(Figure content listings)
· · · · · · ·
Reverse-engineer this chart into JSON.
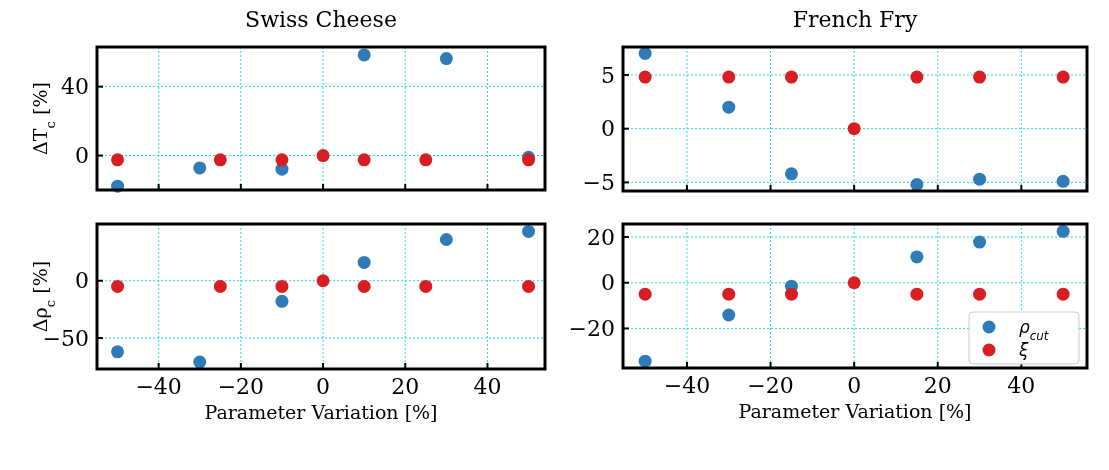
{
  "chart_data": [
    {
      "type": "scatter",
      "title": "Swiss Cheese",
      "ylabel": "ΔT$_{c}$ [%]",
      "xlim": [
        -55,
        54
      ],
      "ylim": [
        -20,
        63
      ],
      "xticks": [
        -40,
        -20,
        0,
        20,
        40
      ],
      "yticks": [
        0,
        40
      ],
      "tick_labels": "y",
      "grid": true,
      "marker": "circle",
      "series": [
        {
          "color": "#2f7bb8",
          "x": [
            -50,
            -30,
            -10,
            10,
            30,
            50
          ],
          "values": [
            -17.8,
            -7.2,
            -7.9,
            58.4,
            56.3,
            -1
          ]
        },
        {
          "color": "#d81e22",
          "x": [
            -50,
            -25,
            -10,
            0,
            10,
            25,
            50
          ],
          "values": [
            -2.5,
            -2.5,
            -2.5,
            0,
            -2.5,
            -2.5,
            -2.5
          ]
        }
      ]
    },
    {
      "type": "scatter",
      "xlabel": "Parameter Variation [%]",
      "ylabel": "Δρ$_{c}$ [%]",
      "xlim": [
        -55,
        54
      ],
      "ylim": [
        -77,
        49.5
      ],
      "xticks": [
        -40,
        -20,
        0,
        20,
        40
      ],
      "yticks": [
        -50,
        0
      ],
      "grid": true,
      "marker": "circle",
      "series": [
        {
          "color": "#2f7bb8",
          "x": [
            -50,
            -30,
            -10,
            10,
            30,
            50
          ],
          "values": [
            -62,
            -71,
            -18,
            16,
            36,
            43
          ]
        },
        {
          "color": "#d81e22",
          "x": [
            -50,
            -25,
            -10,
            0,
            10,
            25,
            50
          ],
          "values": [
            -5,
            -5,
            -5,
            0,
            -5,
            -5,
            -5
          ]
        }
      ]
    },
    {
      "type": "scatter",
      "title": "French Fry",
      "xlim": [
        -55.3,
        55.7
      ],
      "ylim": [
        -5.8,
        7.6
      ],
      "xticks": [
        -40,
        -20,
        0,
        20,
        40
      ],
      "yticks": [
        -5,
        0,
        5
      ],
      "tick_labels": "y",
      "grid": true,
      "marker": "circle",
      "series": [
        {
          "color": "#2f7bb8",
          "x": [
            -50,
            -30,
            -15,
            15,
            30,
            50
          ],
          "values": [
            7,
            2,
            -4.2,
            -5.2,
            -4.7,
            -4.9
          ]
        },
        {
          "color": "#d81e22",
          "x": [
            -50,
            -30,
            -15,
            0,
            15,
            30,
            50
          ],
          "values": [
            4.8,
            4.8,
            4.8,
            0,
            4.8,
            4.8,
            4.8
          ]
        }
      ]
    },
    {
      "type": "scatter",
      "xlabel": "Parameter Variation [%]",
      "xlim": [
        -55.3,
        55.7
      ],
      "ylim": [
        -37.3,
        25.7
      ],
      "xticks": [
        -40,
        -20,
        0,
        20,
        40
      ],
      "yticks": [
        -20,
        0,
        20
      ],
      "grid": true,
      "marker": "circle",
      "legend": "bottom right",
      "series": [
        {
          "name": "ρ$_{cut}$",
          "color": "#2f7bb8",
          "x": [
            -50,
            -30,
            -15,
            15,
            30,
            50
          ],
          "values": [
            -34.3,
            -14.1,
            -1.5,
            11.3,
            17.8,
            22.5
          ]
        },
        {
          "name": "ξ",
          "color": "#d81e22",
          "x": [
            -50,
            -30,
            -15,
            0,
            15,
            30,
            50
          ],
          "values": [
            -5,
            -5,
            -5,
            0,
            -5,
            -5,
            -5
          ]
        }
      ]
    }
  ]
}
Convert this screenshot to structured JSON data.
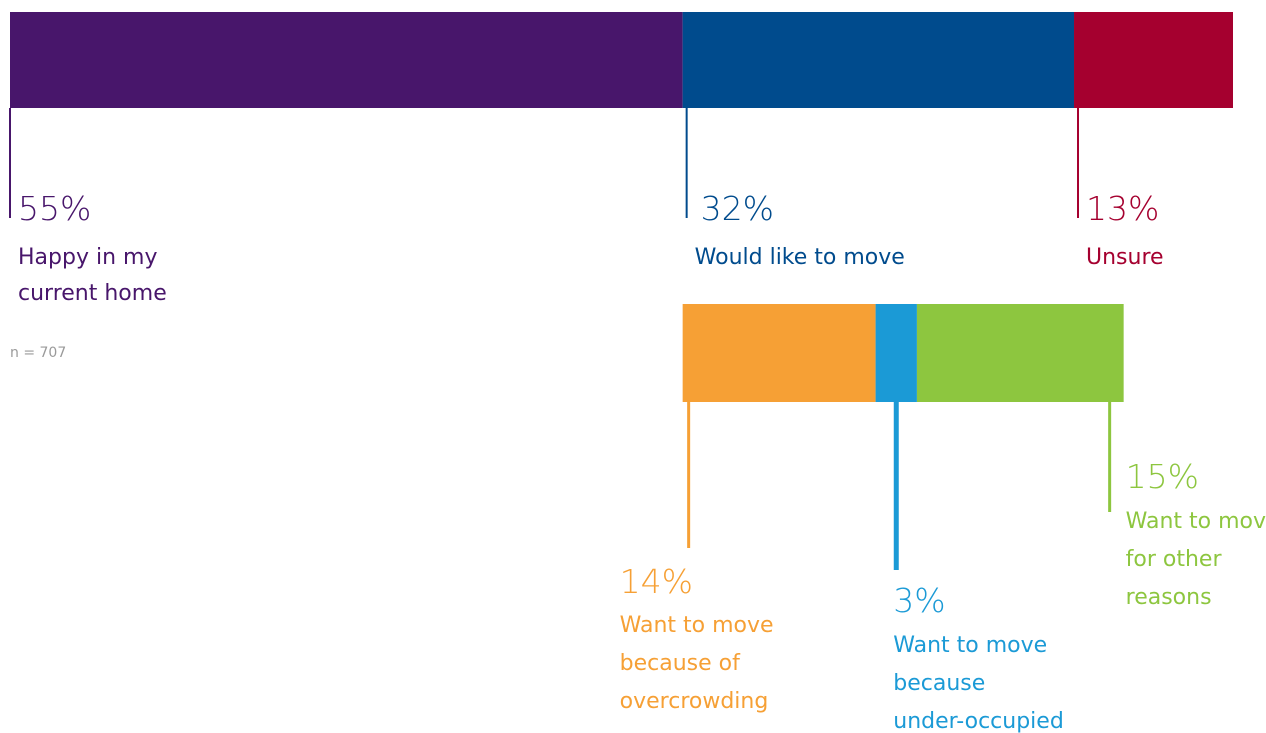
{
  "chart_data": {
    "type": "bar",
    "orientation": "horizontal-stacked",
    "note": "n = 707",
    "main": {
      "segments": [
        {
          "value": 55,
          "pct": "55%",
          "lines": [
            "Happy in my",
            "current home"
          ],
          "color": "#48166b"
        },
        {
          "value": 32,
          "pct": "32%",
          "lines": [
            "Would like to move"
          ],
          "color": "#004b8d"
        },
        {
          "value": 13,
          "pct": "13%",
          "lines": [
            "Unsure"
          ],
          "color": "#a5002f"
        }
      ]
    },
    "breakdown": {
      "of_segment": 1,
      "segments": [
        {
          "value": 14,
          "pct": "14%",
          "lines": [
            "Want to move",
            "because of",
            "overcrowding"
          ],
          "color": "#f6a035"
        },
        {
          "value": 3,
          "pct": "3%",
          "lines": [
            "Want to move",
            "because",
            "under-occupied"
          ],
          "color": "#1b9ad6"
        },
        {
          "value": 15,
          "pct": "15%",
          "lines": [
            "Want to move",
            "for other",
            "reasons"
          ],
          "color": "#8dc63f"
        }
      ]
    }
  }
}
· · · · · · ·
Do this ▸ Reproduce the material in its entirety and word for word, without the pictures.

Expected output ▸
Reverse-engineer this chart into JSON.
{
  "chart_data": [
    {
      "type": "scatter",
      "title": "Swiss Cheese",
      "ylabel": "ΔT$_{c}$ [%]",
      "xlim": [
        -55,
        54
      ],
      "ylim": [
        -20,
        63
      ],
      "xticks": [
        -40,
        -20,
        0,
        20,
        40
      ],
      "yticks": [
        0,
        40
      ],
      "tick_labels": "y",
      "grid": true,
      "marker": "circle",
      "series": [
        {
          "color": "#2f7bb8",
          "x": [
            -50,
            -30,
            -10,
            10,
            30,
            50
          ],
          "values": [
            -17.8,
            -7.2,
            -7.9,
            58.4,
            56.3,
            -1
          ]
        },
        {
          "color": "#d81e22",
          "x": [
            -50,
            -25,
            -10,
            0,
            10,
            25,
            50
          ],
          "values": [
            -2.5,
            -2.5,
            -2.5,
            0,
            -2.5,
            -2.5,
            -2.5
          ]
        }
      ]
    },
    {
      "type": "scatter",
      "xlabel": "Parameter Variation [%]",
      "ylabel": "Δρ$_{c}$ [%]",
      "xlim": [
        -55,
        54
      ],
      "ylim": [
        -77,
        49.5
      ],
      "xticks": [
        -40,
        -20,
        0,
        20,
        40
      ],
      "yticks": [
        -50,
        0
      ],
      "grid": true,
      "marker": "circle",
      "series": [
        {
          "color": "#2f7bb8",
          "x": [
            -50,
            -30,
            -10,
            10,
            30,
            50
          ],
          "values": [
            -62,
            -71,
            -18,
            16,
            36,
            43
          ]
        },
        {
          "color": "#d81e22",
          "x": [
            -50,
            -25,
            -10,
            0,
            10,
            25,
            50
          ],
          "values": [
            -5,
            -5,
            -5,
            0,
            -5,
            -5,
            -5
          ]
        }
      ]
    },
    {
      "type": "scatter",
      "title": "French Fry",
      "xlim": [
        -55.3,
        55.7
      ],
      "ylim": [
        -5.8,
        7.6
      ],
      "xticks": [
        -40,
        -20,
        0,
        20,
        40
      ],
      "yticks": [
        -5,
        0,
        5
      ],
      "tick_labels": "y",
      "grid": true,
      "marker": "circle",
      "series": [
        {
          "color": "#2f7bb8",
          "x": [
            -50,
            -30,
            -15,
            15,
            30,
            50
          ],
          "values": [
            7,
            2,
            -4.2,
            -5.2,
            -4.7,
            -4.9
          ]
        },
        {
          "color": "#d81e22",
          "x": [
            -50,
            -30,
            -15,
            0,
            15,
            30,
            50
          ],
          "values": [
            4.8,
            4.8,
            4.8,
            0,
            4.8,
            4.8,
            4.8
          ]
        }
      ]
    },
    {
      "type": "scatter",
      "xlabel": "Parameter Variation [%]",
      "xlim": [
        -55.3,
        55.7
      ],
      "ylim": [
        -37.3,
        25.7
      ],
      "xticks": [
        -40,
        -20,
        0,
        20,
        40
      ],
      "yticks": [
        -20,
        0,
        20
      ],
      "grid": true,
      "marker": "circle",
      "legend": "bottom right",
      "series": [
        {
          "name": "ρ$_{cut}$",
          "color": "#2f7bb8",
          "x": [
            -50,
            -30,
            -15,
            15,
            30,
            50
          ],
          "values": [
            -34.3,
            -14.1,
            -1.5,
            11.3,
            17.8,
            22.5
          ]
        },
        {
          "name": "ξ",
          "color": "#d81e22",
          "x": [
            -50,
            -30,
            -15,
            0,
            15,
            30,
            50
          ],
          "values": [
            -5,
            -5,
            -5,
            0,
            -5,
            -5,
            -5
          ]
        }
      ]
    }
  ]
}
Convert this screenshot to structured JSON data.
{
  "chart_data": {
    "type": "bar",
    "orientation": "horizontal-stacked",
    "note": "n = 707",
    "main": {
      "segments": [
        {
          "value": 55,
          "pct": "55%",
          "lines": [
            "Happy in my",
            "current home"
          ],
          "color": "#48166b"
        },
        {
          "value": 32,
          "pct": "32%",
          "lines": [
            "Would like to move"
          ],
          "color": "#004b8d"
        },
        {
          "value": 13,
          "pct": "13%",
          "lines": [
            "Unsure"
          ],
          "color": "#a5002f"
        }
      ]
    },
    "breakdown": {
      "of_segment": 1,
      "segments": [
        {
          "value": 14,
          "pct": "14%",
          "lines": [
            "Want to move",
            "because of",
            "overcrowding"
          ],
          "color": "#f6a035"
        },
        {
          "value": 3,
          "pct": "3%",
          "lines": [
            "Want to move",
            "because",
            "under-occupied"
          ],
          "color": "#1b9ad6"
        },
        {
          "value": 15,
          "pct": "15%",
          "lines": [
            "Want to move",
            "for other",
            "reasons"
          ],
          "color": "#8dc63f"
        }
      ]
    }
  }
}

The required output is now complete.